## Task statement
Each line that holds the word "panel" counts once; give the total for the records below and nothing else.

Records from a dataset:
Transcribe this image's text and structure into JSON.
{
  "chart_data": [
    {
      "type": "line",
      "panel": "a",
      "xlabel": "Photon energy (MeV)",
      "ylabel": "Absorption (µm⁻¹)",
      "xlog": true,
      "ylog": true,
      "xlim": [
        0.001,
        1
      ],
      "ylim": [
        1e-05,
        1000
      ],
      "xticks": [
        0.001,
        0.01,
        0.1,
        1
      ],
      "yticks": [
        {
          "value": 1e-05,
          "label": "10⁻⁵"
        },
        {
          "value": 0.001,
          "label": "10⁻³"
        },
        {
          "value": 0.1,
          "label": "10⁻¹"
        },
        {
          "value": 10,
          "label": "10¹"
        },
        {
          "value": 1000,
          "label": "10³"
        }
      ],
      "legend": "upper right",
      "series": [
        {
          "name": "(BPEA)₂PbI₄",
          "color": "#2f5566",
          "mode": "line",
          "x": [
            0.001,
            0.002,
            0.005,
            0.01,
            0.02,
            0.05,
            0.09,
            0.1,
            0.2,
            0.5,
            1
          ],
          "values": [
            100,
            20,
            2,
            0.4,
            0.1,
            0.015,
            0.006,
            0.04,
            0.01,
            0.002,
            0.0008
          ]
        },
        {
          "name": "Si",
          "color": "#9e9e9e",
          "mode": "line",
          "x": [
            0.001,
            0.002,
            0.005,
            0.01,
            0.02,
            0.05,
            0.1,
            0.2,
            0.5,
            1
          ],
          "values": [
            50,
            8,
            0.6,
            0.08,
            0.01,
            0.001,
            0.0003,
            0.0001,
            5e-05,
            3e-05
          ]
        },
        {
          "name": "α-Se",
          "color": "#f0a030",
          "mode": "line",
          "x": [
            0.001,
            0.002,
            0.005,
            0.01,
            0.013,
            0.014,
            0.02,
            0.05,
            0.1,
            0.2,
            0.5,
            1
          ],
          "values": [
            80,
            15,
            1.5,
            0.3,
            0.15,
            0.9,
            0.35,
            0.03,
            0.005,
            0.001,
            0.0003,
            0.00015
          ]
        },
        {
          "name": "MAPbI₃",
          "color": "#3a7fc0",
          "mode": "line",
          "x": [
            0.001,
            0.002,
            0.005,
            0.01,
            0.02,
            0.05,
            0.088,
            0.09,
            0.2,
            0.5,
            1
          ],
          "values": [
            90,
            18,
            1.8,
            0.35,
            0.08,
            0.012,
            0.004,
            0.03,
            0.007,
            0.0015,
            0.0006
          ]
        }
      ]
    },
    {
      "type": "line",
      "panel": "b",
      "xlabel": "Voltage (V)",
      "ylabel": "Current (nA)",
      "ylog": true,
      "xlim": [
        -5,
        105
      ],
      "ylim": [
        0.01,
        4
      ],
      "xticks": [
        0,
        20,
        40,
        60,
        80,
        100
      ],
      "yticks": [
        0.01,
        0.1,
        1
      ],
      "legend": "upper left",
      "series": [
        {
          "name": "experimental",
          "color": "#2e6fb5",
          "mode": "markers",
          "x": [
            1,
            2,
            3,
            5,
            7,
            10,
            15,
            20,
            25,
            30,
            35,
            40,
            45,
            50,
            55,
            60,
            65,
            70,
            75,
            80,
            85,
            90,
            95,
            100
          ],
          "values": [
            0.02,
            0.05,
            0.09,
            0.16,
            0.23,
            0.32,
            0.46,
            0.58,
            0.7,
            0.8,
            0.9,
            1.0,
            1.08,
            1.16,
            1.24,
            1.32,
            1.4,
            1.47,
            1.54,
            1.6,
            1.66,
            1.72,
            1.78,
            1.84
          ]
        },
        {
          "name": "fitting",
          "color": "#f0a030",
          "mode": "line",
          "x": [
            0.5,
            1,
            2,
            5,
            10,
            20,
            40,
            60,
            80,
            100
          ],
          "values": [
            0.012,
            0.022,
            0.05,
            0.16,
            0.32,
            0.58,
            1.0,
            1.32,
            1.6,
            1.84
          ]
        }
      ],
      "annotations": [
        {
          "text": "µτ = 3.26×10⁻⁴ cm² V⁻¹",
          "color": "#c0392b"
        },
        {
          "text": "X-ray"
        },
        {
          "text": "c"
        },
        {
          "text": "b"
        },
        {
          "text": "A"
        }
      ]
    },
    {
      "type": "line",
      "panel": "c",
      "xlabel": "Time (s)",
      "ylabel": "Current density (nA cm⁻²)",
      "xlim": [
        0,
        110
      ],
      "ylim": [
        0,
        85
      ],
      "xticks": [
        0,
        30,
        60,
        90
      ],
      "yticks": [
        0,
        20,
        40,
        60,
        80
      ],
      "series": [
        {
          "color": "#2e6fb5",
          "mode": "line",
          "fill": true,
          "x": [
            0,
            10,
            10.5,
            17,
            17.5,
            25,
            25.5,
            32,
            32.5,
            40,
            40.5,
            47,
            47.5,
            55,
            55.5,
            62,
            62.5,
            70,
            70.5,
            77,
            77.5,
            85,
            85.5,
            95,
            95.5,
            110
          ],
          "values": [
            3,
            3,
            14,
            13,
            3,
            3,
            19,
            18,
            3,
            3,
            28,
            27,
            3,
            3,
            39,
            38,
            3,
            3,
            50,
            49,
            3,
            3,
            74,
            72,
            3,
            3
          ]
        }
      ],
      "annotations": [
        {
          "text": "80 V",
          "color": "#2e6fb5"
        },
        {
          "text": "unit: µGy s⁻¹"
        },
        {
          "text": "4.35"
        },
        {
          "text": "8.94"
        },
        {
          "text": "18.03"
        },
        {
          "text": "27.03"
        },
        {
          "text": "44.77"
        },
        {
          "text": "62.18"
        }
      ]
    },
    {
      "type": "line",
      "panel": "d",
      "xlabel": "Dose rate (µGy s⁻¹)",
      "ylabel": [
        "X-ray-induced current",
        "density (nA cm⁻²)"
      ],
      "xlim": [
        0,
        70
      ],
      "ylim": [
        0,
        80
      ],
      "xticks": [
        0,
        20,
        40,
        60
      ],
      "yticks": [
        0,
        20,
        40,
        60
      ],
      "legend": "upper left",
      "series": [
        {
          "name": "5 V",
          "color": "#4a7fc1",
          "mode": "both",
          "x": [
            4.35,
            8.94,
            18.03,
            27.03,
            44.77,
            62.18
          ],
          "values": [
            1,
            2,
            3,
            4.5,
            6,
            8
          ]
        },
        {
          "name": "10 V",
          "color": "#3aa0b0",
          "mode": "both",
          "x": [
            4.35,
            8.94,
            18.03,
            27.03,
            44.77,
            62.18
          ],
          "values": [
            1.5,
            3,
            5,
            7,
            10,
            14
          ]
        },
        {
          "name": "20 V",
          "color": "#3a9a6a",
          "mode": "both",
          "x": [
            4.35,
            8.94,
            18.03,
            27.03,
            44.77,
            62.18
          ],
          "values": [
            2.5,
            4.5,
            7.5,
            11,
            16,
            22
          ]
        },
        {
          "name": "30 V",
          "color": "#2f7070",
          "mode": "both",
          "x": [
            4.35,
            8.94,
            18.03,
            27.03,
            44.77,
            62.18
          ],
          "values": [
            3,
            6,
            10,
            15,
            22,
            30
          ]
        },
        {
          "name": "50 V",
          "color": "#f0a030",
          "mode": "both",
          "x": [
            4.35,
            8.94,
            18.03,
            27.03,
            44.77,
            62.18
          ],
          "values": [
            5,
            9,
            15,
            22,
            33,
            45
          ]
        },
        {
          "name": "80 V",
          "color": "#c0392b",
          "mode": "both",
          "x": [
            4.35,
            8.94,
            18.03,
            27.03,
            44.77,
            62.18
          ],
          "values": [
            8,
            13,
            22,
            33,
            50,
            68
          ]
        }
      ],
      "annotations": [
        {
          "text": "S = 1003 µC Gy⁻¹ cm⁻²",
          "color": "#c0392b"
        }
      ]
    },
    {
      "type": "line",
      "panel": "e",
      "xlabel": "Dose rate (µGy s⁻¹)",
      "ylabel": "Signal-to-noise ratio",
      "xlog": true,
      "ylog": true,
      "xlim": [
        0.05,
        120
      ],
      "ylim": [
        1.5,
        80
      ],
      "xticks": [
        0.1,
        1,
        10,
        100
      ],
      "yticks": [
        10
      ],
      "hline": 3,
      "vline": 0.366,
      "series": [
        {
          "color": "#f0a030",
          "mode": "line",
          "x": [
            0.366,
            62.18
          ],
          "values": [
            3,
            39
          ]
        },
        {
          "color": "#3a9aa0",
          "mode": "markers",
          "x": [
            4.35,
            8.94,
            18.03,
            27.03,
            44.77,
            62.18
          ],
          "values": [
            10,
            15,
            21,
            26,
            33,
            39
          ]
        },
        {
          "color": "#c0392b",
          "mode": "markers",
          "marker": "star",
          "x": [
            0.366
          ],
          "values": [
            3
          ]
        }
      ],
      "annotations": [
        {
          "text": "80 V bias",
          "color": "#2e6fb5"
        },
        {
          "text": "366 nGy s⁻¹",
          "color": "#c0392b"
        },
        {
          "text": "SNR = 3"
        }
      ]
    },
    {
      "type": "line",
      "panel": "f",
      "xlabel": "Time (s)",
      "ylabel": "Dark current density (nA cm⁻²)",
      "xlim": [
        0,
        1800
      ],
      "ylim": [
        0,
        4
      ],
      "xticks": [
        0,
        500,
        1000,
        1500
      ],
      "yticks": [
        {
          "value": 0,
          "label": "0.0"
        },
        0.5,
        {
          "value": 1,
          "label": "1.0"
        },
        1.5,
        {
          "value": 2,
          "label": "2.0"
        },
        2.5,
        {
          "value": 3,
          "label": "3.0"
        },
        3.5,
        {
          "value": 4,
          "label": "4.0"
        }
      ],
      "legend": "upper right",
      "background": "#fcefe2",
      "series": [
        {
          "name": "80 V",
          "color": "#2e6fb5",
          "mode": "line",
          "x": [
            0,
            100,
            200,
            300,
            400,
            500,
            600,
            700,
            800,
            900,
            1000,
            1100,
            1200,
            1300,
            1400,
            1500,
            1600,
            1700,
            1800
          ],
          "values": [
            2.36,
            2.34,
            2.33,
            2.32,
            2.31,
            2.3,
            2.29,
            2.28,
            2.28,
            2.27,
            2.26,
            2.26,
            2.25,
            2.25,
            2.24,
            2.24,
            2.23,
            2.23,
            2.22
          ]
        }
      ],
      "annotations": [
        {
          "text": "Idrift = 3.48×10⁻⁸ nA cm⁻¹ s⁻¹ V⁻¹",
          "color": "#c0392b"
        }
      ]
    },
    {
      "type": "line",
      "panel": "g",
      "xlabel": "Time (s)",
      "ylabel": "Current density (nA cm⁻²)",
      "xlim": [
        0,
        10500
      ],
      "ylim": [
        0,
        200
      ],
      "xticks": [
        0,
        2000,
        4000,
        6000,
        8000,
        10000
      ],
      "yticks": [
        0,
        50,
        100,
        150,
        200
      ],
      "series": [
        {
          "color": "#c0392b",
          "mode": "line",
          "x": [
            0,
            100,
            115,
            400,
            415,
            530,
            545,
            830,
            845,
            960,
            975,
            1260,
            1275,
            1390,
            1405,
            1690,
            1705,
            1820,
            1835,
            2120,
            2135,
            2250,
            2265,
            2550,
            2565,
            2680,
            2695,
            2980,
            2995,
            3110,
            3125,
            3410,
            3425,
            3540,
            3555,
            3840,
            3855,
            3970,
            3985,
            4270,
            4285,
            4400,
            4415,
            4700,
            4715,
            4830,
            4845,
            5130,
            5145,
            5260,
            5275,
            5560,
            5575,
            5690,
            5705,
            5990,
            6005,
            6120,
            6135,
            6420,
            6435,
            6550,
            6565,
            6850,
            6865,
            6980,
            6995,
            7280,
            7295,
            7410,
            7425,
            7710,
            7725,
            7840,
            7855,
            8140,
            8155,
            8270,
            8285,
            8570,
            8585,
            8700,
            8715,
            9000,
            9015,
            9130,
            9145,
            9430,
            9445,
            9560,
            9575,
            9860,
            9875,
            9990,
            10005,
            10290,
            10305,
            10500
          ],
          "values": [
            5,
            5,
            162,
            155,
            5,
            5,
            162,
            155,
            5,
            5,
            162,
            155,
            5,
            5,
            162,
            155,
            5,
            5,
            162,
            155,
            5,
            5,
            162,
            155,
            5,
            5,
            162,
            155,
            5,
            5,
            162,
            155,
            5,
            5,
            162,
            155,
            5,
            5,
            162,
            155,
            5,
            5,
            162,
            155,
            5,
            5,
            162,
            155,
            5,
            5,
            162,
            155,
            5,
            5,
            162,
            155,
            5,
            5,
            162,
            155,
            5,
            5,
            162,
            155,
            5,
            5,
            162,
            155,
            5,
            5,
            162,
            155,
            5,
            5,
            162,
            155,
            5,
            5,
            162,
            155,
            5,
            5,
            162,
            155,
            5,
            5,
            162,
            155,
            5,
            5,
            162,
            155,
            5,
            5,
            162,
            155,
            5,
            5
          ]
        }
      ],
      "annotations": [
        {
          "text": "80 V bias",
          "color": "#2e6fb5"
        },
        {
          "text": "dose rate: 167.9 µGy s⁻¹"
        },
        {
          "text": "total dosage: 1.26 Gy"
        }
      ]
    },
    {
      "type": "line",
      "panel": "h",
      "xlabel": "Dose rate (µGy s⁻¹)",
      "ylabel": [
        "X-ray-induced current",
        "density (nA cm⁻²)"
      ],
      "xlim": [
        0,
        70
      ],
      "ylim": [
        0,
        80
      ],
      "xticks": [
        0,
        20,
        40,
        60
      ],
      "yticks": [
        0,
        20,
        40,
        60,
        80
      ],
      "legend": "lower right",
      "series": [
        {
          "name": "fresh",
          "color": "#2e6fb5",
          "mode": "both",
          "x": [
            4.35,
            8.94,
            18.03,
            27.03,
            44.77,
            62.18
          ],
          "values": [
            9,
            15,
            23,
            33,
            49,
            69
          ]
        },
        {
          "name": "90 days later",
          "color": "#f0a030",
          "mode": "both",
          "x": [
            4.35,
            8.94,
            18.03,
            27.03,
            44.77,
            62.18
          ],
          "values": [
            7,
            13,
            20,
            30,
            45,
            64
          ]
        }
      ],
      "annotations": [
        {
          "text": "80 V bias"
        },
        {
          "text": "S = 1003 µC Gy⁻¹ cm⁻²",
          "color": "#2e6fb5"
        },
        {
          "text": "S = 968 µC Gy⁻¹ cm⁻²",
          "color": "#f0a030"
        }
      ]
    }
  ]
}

## Response for this exercise
8